**Required task**
From the entries that follow, pick out all lines holding "Helwan".

**Source data**
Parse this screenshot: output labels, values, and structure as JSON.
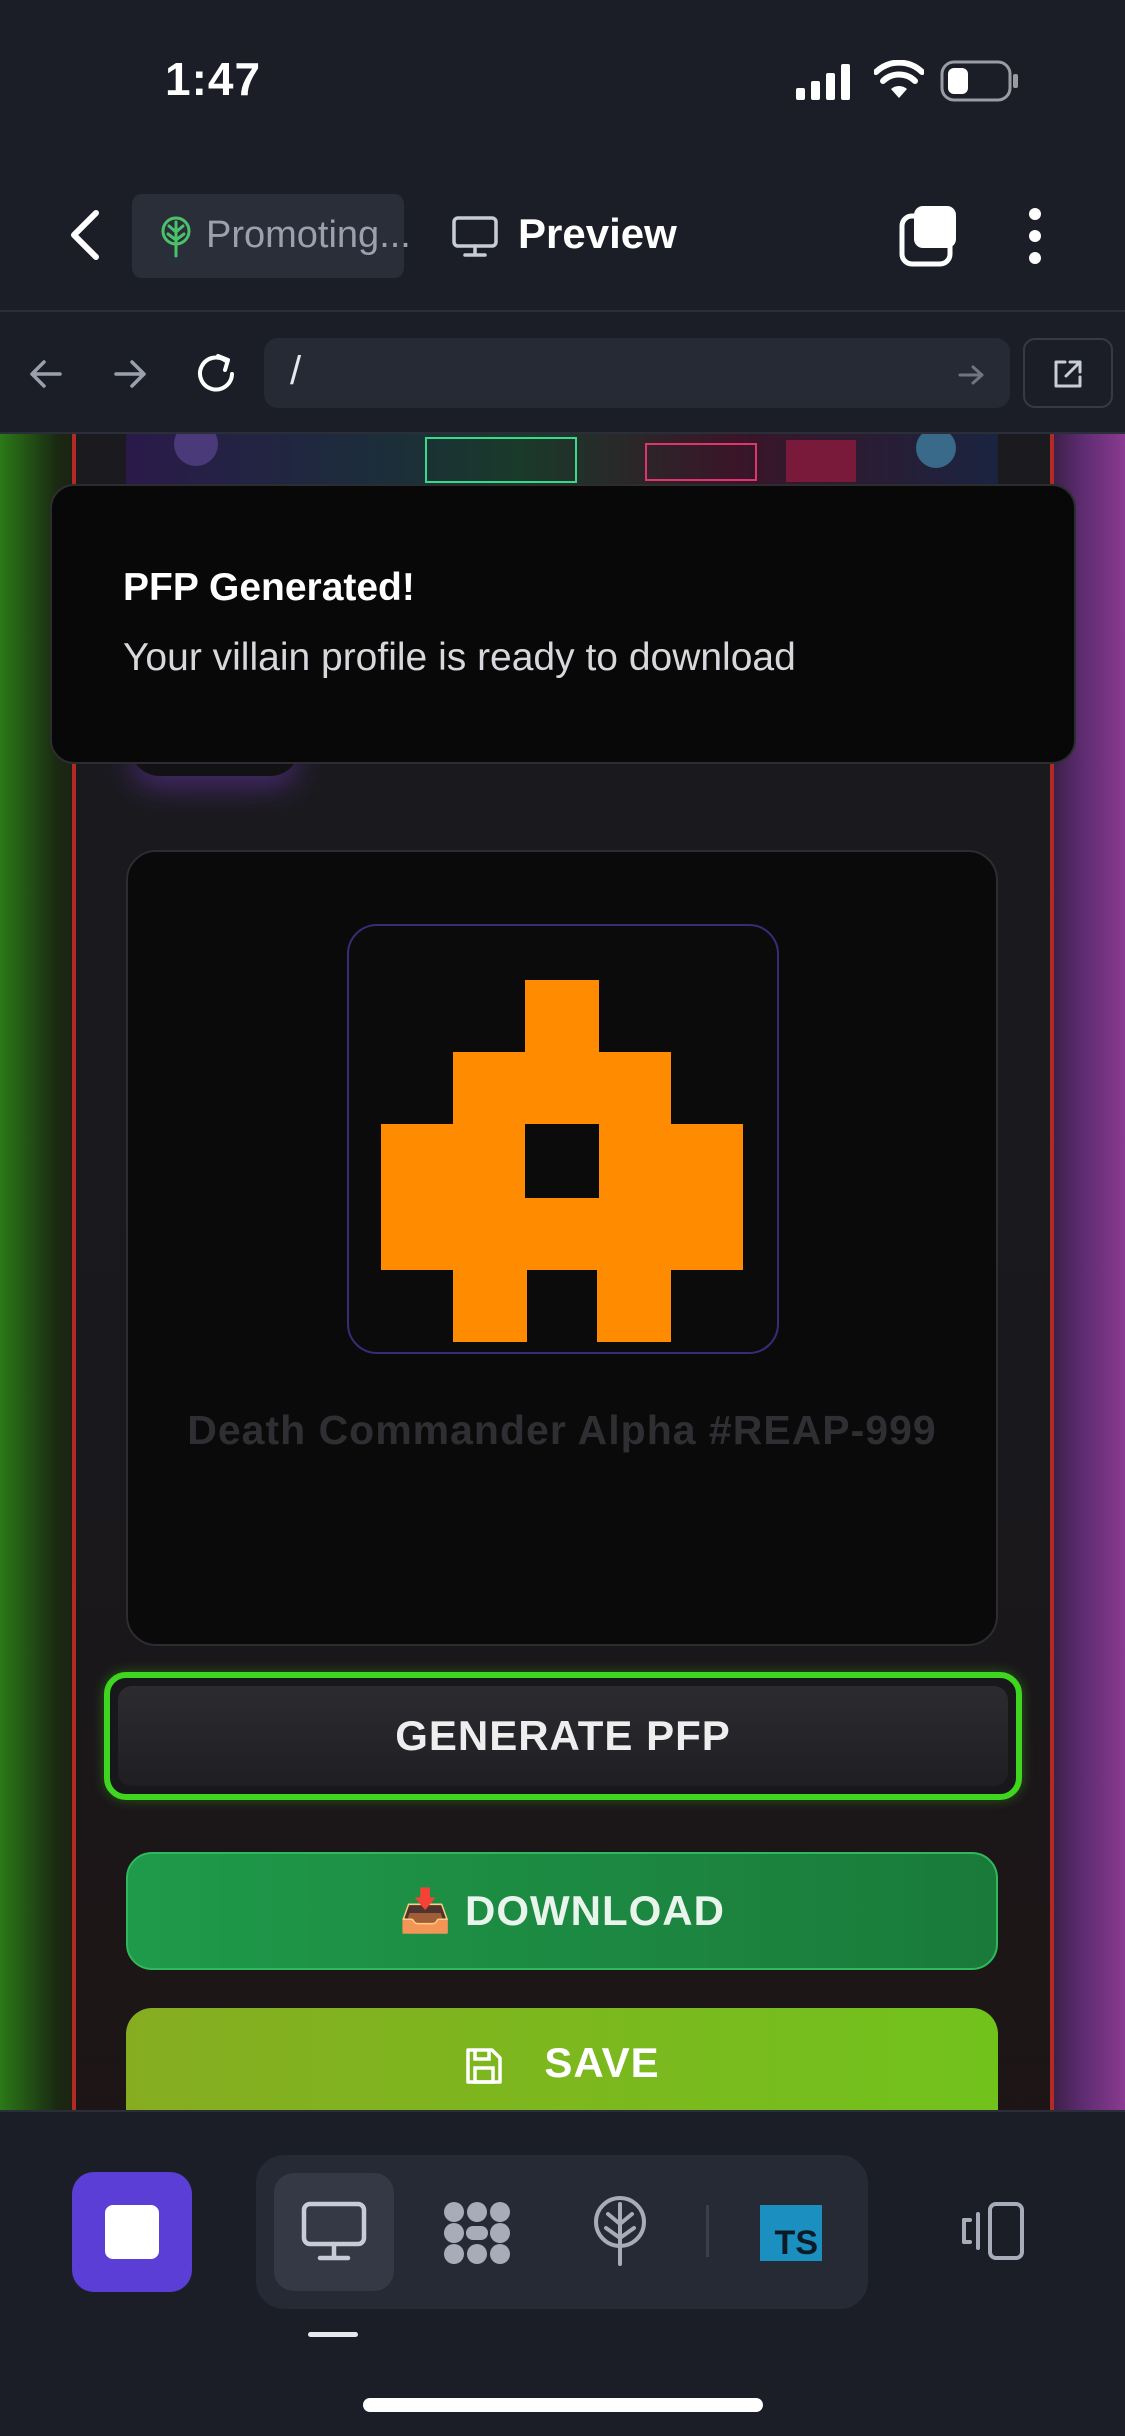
{
  "status_bar": {
    "time": "1:47"
  },
  "top_bar": {
    "project_chip": "Promoting...",
    "preview_label": "Preview"
  },
  "url_bar": {
    "path": "/"
  },
  "toast": {
    "title": "PFP Generated!",
    "message": "Your villain profile is ready to download"
  },
  "pfp": {
    "name": "Death Commander Alpha #REAP-999",
    "pixel_color": "#ff8c00"
  },
  "buttons": {
    "generate": "GENERATE PFP",
    "download": "📥 DOWNLOAD",
    "save": "SAVE"
  },
  "bottom_bar": {
    "ts_badge": "TS",
    "accent": "#5b3ed6"
  }
}
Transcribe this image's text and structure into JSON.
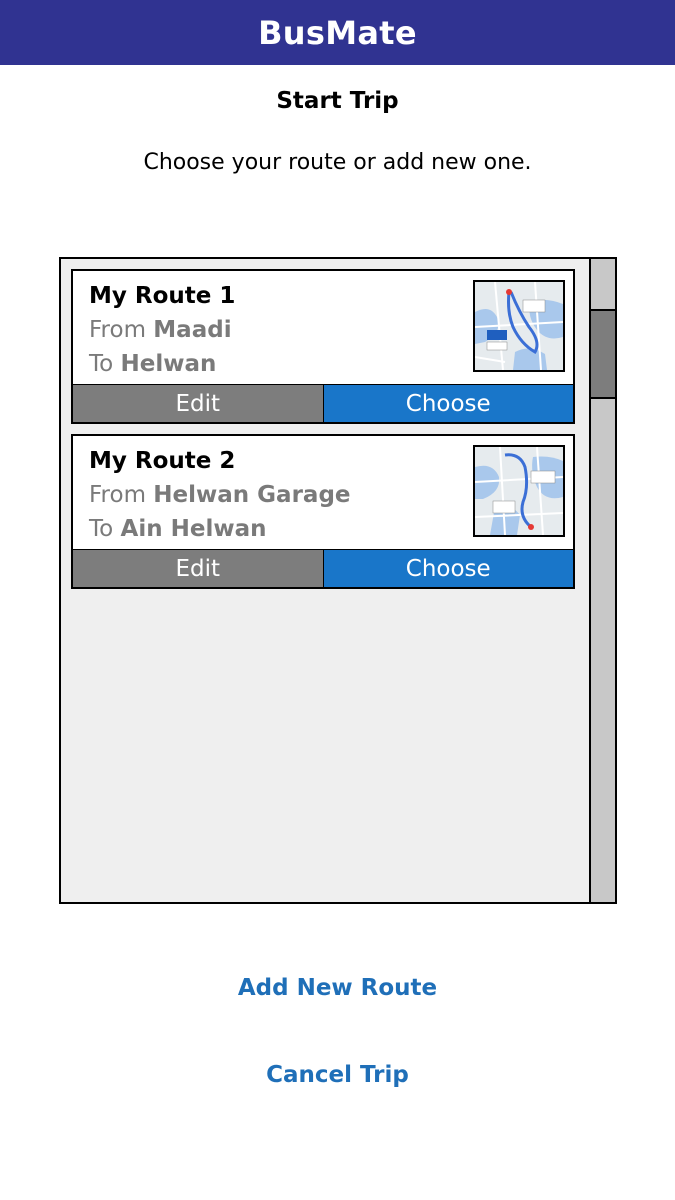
{
  "app": {
    "title": "BusMate"
  },
  "page": {
    "title": "Start Trip",
    "subtitle": "Choose your route or add new one."
  },
  "routes": [
    {
      "name": "My Route 1",
      "from_prefix": "From",
      "from": "Maadi",
      "to_prefix": "To",
      "to": "Helwan",
      "edit_label": "Edit",
      "choose_label": "Choose"
    },
    {
      "name": "My Route 2",
      "from_prefix": "From",
      "from": "Helwan Garage",
      "to_prefix": "To",
      "to": "Ain Helwan",
      "edit_label": "Edit",
      "choose_label": "Choose"
    }
  ],
  "actions": {
    "add_route": "Add New Route",
    "cancel_trip": "Cancel Trip"
  },
  "colors": {
    "header": "#303391",
    "choose_button": "#1976c9",
    "edit_button": "#7d7d7d",
    "link": "#1f6fb8"
  },
  "icons": {
    "map_thumbnail": "route-map-icon"
  }
}
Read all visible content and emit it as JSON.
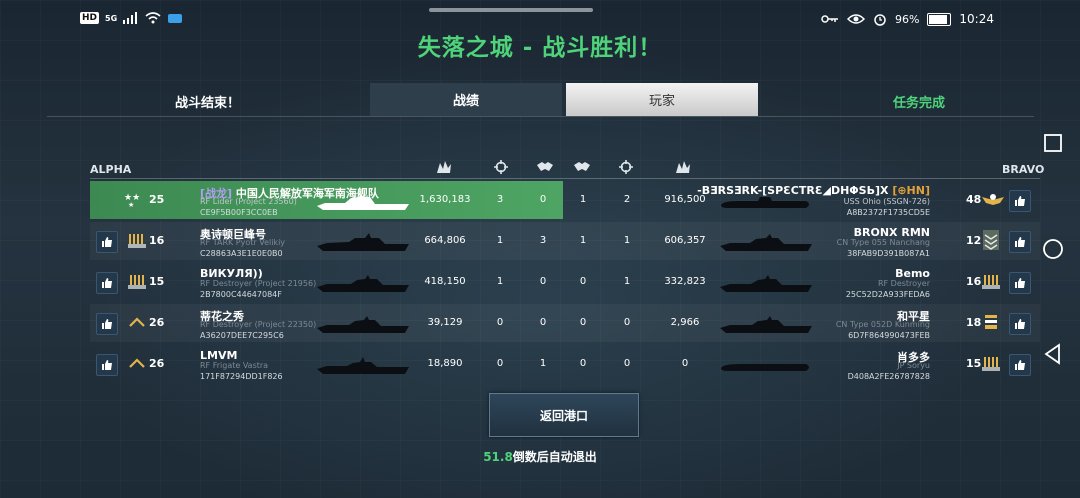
{
  "status_bar": {
    "left": {
      "hd": "HD",
      "network": "5G"
    },
    "right": {
      "battery": "96%",
      "time": "10:24"
    }
  },
  "title": "失落之城 - 战斗胜利！",
  "tabs": {
    "left_label": "战斗结束！",
    "stats": "战绩",
    "players": "玩家",
    "right_label": "任务完成"
  },
  "teams": {
    "alpha": "ALPHA",
    "bravo": "BRAVO"
  },
  "column_icons": [
    "damage-icon",
    "target-icon",
    "handshake-icon",
    "handshake-icon",
    "target-icon",
    "damage-icon"
  ],
  "alpha_rows": [
    {
      "rank": "25",
      "tag": "[战龙]",
      "name": "中国人民解放军海军南海舰队",
      "ship": "RF Lider (Project 23560)",
      "id": "CE9F5B00F3CC0EB",
      "damage": "1,630,183",
      "kills": "3",
      "assists": "0",
      "highlight": true
    },
    {
      "rank": "16",
      "tag": "",
      "name": "奥诗顿巨峰号",
      "ship": "RF TARK Pyotr Velikiy",
      "id": "C28863A3E1E0E0B0",
      "damage": "664,806",
      "kills": "1",
      "assists": "3"
    },
    {
      "rank": "15",
      "tag": "",
      "name": "ВИКУЛЯ))",
      "ship": "RF Destroyer (Project 21956)",
      "id": "2B7800C44647084F",
      "damage": "418,150",
      "kills": "1",
      "assists": "0"
    },
    {
      "rank": "26",
      "tag": "",
      "name": "蒂花之秀",
      "ship": "RF Destroyer (Project 22350)",
      "id": "A36207DEE7C295C6",
      "damage": "39,129",
      "kills": "0",
      "assists": "0"
    },
    {
      "rank": "26",
      "tag": "",
      "name": "LMVM",
      "ship": "RF Frigate Vastra",
      "id": "171F87294DD1F826",
      "damage": "18,890",
      "kills": "0",
      "assists": "1"
    }
  ],
  "bravo_rows": [
    {
      "rank": "48",
      "name": "-BƎRSƎRK-[SPƐCTRƐ◢DHΦSЬ]X",
      "tag": "[⊕HN]",
      "ship": "USS Ohio (SSGN-726)",
      "id": "A8B2372F1735CD5E",
      "damage": "916,500",
      "kills": "2",
      "assists": "1"
    },
    {
      "rank": "12",
      "name": "BRONX RMN",
      "tag": "",
      "ship": "CN Type 055 Nanchang",
      "id": "38FAB9D391B087A1",
      "damage": "606,357",
      "kills": "1",
      "assists": "1"
    },
    {
      "rank": "16",
      "name": "Bemo",
      "tag": "",
      "ship": "RF Destroyer",
      "id": "25C52D2A933FEDA6",
      "damage": "332,823",
      "kills": "1",
      "assists": "0"
    },
    {
      "rank": "18",
      "name": "和平星",
      "tag": "",
      "ship": "CN Type 052D Kunming",
      "id": "6D7F864990473FEB",
      "damage": "2,966",
      "kills": "0",
      "assists": "0"
    },
    {
      "rank": "15",
      "name": "肖多多",
      "tag": "",
      "ship": "JP Soryu",
      "id": "D408A2FE26787828",
      "damage": "0",
      "kills": "0",
      "assists": "0"
    }
  ],
  "return_button": "返回港口",
  "countdown": {
    "seconds": "51.8",
    "text": "倒数后自动退出"
  },
  "colors": {
    "accent_green": "#4ed37a",
    "highlight_row": "#4ea563",
    "clan_tag": "#b39cf5"
  }
}
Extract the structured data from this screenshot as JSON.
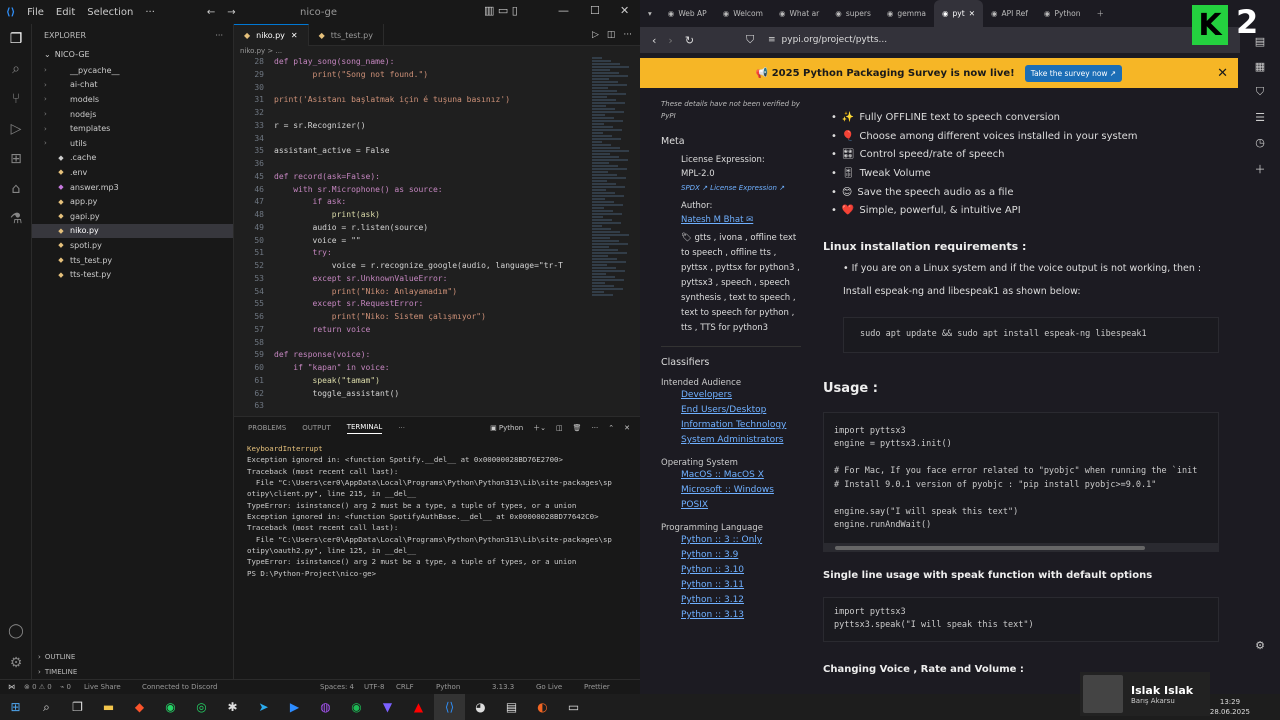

**Task solution**
      "to": "Helwan",
      "from": "Helwan Garage",
      "to": "Ain Helwan",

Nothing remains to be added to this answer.